What you need to do —
Find the lines holding the string "Output" in the data, then copy all of them.

Source records —
──────
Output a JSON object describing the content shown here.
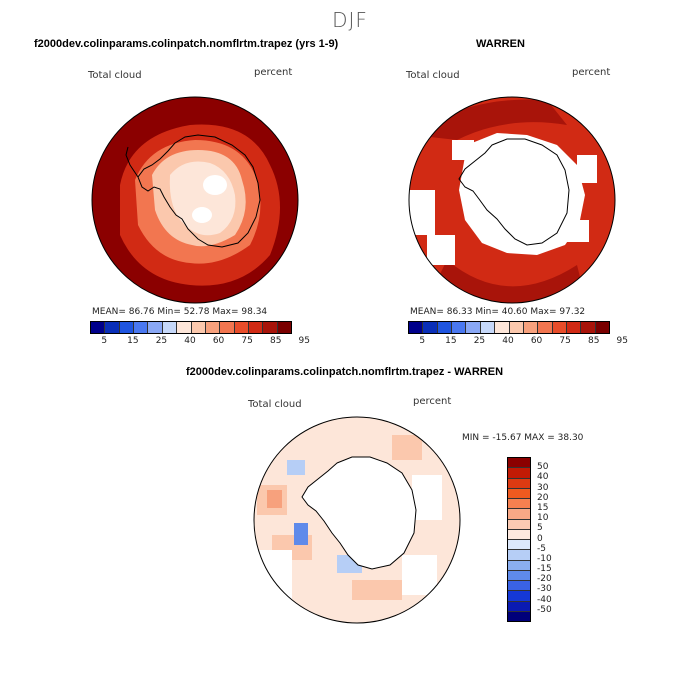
{
  "season": "DJF",
  "panels": {
    "p1": {
      "title": "f2000dev.colinparams.colinpatch.nomflrtm.trapez (yrs 1-9)",
      "var_label": "Total cloud",
      "units_label": "percent",
      "stats": "MEAN=  86.76  Min=  52.78  Max=  98.34"
    },
    "p2": {
      "title": "WARREN",
      "var_label": "Total cloud",
      "units_label": "percent",
      "stats": "MEAN=  86.33  Min=  40.60  Max=  97.32"
    },
    "p3": {
      "title": "f2000dev.colinparams.colinpatch.nomflrtm.trapez - WARREN",
      "var_label": "Total cloud",
      "units_label": "percent",
      "stats": "MIN = -15.67 MAX =  38.30"
    }
  },
  "colorbar_abs": {
    "colors": [
      "#00008b",
      "#0a2fb8",
      "#1f55e0",
      "#4a78f0",
      "#8aa8f5",
      "#c6d8f9",
      "#fde6d9",
      "#fbc8ad",
      "#f7a17d",
      "#f27650",
      "#e84d2a",
      "#d12a14",
      "#a8140a",
      "#7a0000"
    ],
    "tick_labels": [
      "5",
      "15",
      "25",
      "40",
      "60",
      "75",
      "85",
      "95"
    ]
  },
  "colorbar_diff": {
    "colors": [
      "#8b0000",
      "#c21a05",
      "#dd3a12",
      "#ef5a20",
      "#f68050",
      "#f9a886",
      "#fbcab3",
      "#fde9df",
      "#dce8fb",
      "#b6cef6",
      "#8aaef0",
      "#5f8aea",
      "#3a62e4",
      "#1538d6",
      "#0a1ab2",
      "#00007a"
    ],
    "tick_labels": [
      "50",
      "40",
      "30",
      "20",
      "15",
      "10",
      "5",
      "0",
      "-5",
      "-10",
      "-15",
      "-20",
      "-30",
      "-40",
      "-50"
    ]
  },
  "map_colors": {
    "p1": {
      "ocean": "#8b0000",
      "mid": "#d12a14",
      "light": "#f27650",
      "pale": "#fbc8ad",
      "land_inner": "#fde6d9"
    },
    "p2": {
      "ocean": "#d12a14",
      "dark": "#a8140a",
      "land": "#ffffff"
    },
    "p3": {
      "ocean": "#fde6d9",
      "warm": "#fbc8ad",
      "warm2": "#f7a17d",
      "cool": "#b6cef6",
      "cool2": "#5f8aea",
      "land": "#ffffff"
    }
  }
}
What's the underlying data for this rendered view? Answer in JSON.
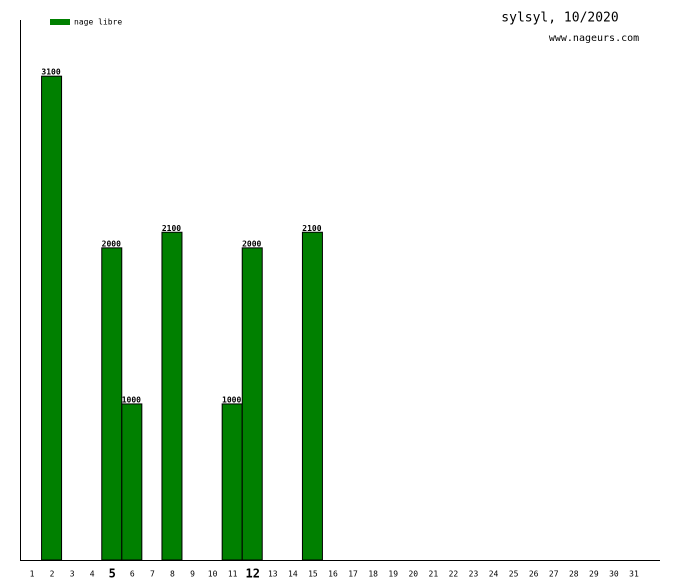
{
  "chart_data": {
    "type": "bar",
    "title": "sylsyl, 10/2020",
    "subtitle": "www.nageurs.com",
    "categories": [
      "1",
      "2",
      "3",
      "4",
      "5",
      "6",
      "7",
      "8",
      "9",
      "10",
      "11",
      "12",
      "13",
      "14",
      "15",
      "16",
      "17",
      "18",
      "19",
      "20",
      "21",
      "22",
      "23",
      "24",
      "25",
      "26",
      "27",
      "28",
      "29",
      "30",
      "31"
    ],
    "series": [
      {
        "name": "nage libre",
        "color": "#008000",
        "values": [
          null,
          3100,
          null,
          null,
          2000,
          1000,
          null,
          2100,
          null,
          null,
          1000,
          2000,
          null,
          null,
          2100,
          null,
          null,
          null,
          null,
          null,
          null,
          null,
          null,
          null,
          null,
          null,
          null,
          null,
          null,
          null,
          null
        ]
      }
    ],
    "bold_categories": [
      4,
      11
    ],
    "ylim": [
      0,
      3460
    ],
    "legend": "top-left"
  }
}
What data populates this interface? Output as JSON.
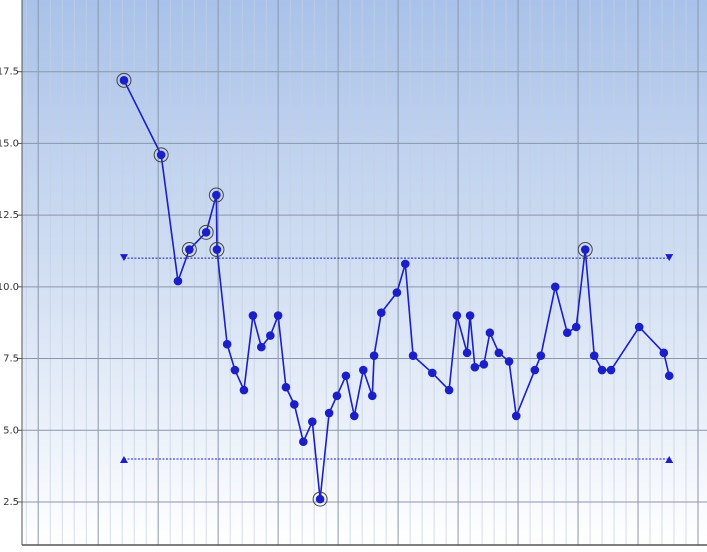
{
  "chart_data": {
    "type": "line",
    "xlim": [
      -0.27,
      11.15
    ],
    "xticks": [
      0,
      1,
      2,
      3,
      4,
      5,
      6,
      7,
      8,
      9,
      10,
      11
    ],
    "ylim": [
      1,
      20
    ],
    "yticks": [
      2.5,
      {
        "value": 5,
        "label": "5.0"
      },
      7.5,
      {
        "value": 10,
        "label": "10.0"
      },
      12.5,
      {
        "value": 15,
        "label": "15.0"
      },
      17.5
    ],
    "grid": true,
    "color": "#1a1fc8",
    "x": [
      1.43,
      2.05,
      2.33,
      2.52,
      2.8,
      2.97,
      2.98,
      3.15,
      3.28,
      3.43,
      3.58,
      3.72,
      3.87,
      4.0,
      4.13,
      4.27,
      4.42,
      4.57,
      4.7,
      4.85,
      4.98,
      5.13,
      5.27,
      5.42,
      5.57,
      5.6,
      5.72,
      5.98,
      6.12,
      6.25,
      6.57,
      6.85,
      6.98,
      7.15,
      7.2,
      7.28,
      7.43,
      7.53,
      7.68,
      7.85,
      7.97,
      8.28,
      8.38,
      8.62,
      8.82,
      8.97,
      9.12,
      9.27,
      9.4,
      9.55,
      10.02,
      10.43,
      10.52
    ],
    "values": [
      17.2,
      14.6,
      10.2,
      11.3,
      11.9,
      13.2,
      11.3,
      8.0,
      7.1,
      6.4,
      9.0,
      7.9,
      8.3,
      9.0,
      6.5,
      5.9,
      4.6,
      5.3,
      2.6,
      5.6,
      6.2,
      6.9,
      5.5,
      7.1,
      6.2,
      7.6,
      9.1,
      9.8,
      10.8,
      7.6,
      7.0,
      6.4,
      9.0,
      7.7,
      9.0,
      7.2,
      7.3,
      8.4,
      7.7,
      7.4,
      5.5,
      7.1,
      7.6,
      10.0,
      8.4,
      8.6,
      11.3,
      7.6,
      7.1,
      7.1,
      8.6,
      7.7,
      6.9
    ],
    "highlighted": [
      0,
      1,
      3,
      4,
      5,
      6,
      18,
      46
    ],
    "limits": [
      {
        "value": 11,
        "marker": "down"
      },
      {
        "value": 4,
        "marker": "up"
      }
    ]
  }
}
──────
Task result —
Output a JSON object describing the content shown here.
What data populates this interface? Output as JSON.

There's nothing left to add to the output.